SOURCE RECORDS:
+++++
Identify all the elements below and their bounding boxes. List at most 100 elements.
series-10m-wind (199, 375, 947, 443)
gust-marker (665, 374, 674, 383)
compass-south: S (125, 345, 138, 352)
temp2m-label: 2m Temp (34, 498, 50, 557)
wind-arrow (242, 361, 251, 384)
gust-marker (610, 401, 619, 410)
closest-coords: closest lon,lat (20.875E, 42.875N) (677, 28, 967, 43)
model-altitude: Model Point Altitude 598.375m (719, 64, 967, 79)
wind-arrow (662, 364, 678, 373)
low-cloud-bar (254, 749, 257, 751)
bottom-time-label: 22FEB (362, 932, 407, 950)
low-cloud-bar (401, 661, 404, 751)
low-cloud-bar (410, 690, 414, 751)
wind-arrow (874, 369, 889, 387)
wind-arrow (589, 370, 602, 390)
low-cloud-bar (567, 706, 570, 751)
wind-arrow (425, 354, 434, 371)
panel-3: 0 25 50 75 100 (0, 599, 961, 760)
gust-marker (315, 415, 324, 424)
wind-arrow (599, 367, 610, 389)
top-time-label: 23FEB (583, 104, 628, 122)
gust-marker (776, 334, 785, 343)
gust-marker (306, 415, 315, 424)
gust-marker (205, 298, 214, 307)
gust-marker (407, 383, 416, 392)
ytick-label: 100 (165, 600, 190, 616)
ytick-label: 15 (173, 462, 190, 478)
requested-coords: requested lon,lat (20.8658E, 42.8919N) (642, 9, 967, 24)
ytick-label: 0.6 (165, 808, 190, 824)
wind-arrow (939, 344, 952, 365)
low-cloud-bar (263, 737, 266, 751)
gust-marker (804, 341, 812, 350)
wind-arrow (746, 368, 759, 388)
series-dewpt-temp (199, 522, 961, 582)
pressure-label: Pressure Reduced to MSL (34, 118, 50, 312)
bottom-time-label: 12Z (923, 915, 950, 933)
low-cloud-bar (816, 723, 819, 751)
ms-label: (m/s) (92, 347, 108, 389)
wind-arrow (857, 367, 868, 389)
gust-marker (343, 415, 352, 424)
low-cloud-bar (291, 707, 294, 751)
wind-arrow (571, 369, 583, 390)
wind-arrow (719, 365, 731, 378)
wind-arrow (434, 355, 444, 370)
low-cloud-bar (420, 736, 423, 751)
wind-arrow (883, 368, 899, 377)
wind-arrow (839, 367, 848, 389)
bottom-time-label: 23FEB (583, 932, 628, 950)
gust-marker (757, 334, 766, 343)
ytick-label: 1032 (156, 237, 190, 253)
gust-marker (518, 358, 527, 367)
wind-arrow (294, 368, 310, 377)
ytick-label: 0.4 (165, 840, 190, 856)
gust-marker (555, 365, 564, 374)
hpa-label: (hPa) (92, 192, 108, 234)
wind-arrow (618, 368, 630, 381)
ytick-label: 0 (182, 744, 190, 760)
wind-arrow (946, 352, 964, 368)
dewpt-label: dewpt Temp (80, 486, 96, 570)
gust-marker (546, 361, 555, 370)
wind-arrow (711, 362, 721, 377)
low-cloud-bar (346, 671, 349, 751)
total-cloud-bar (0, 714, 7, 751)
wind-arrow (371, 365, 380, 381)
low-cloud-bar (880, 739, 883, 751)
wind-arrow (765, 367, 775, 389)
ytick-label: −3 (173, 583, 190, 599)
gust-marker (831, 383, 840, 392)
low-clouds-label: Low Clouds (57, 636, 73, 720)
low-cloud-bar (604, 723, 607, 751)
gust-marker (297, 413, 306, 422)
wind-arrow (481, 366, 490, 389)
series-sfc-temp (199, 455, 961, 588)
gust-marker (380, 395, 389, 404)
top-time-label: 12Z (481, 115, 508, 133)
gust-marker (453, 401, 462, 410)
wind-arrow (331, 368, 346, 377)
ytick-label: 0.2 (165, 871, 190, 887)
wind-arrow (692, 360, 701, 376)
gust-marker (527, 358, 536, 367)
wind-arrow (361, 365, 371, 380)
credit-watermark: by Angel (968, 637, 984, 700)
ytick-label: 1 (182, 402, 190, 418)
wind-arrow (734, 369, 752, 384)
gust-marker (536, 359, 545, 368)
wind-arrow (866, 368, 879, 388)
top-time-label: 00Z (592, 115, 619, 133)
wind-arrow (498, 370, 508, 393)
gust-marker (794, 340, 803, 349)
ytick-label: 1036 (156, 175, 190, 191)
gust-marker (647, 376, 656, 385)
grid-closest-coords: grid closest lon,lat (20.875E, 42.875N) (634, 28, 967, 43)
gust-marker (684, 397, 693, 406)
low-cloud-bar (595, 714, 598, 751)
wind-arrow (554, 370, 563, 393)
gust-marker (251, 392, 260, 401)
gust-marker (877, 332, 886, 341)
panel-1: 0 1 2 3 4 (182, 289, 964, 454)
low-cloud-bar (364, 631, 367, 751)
+++++
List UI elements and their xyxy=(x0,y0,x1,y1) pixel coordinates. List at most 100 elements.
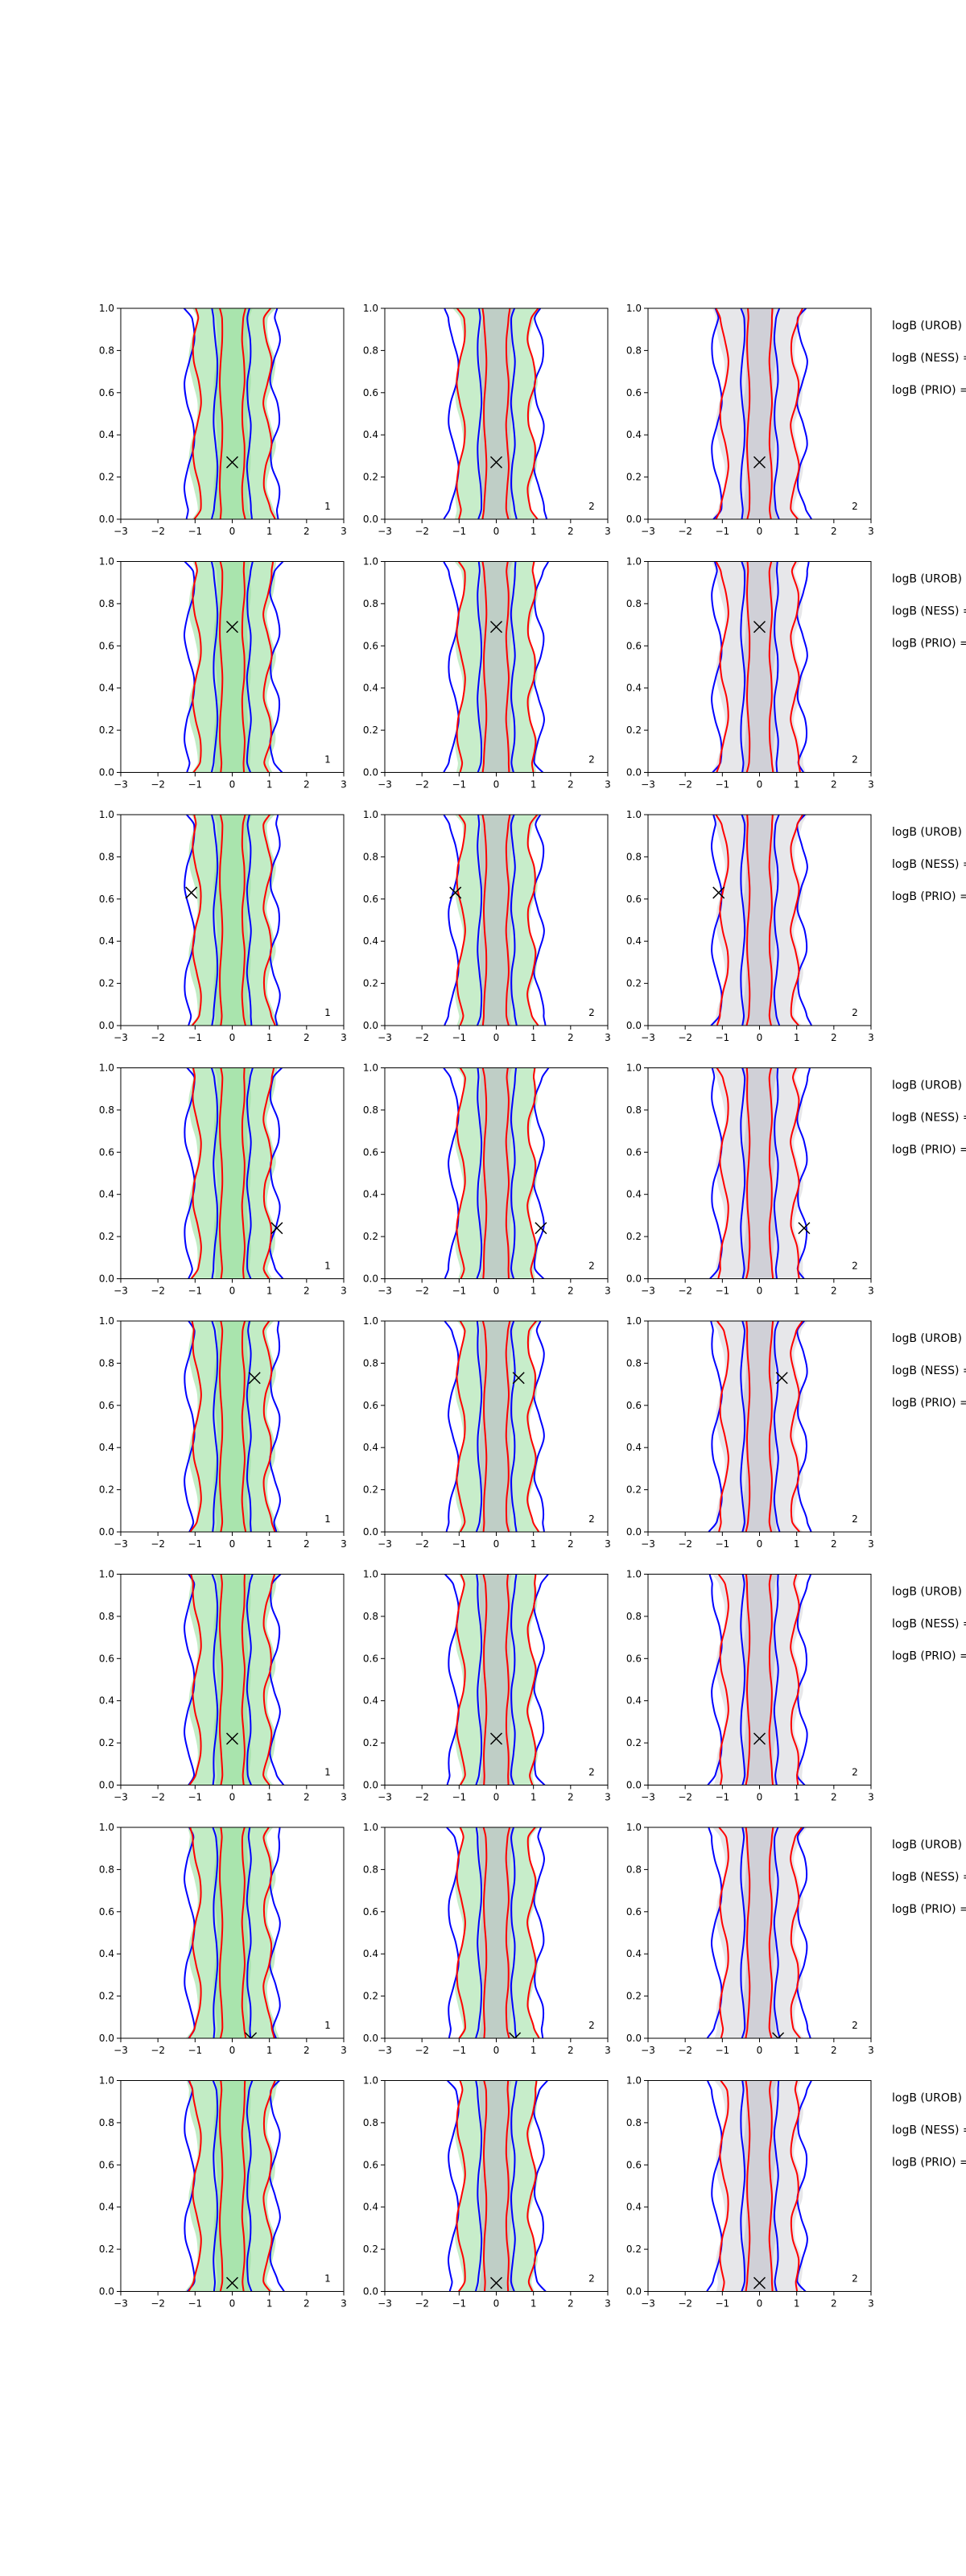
+++++
JOB: Can you print everything in the material from the line containing "Identify all the" down to the line containing "gust-marker (610, 401, 619, 410)", including both of those lines, with each one reproduced unchanged?

TASK SOLUTION:
Identify all the elements below and their bounding boxes. List at most 100 elements.
series-10m-wind (199, 375, 947, 443)
gust-marker (665, 374, 674, 383)
compass-south: S (125, 345, 138, 352)
temp2m-label: 2m Temp (34, 498, 50, 557)
wind-arrow (242, 361, 251, 384)
gust-marker (610, 401, 619, 410)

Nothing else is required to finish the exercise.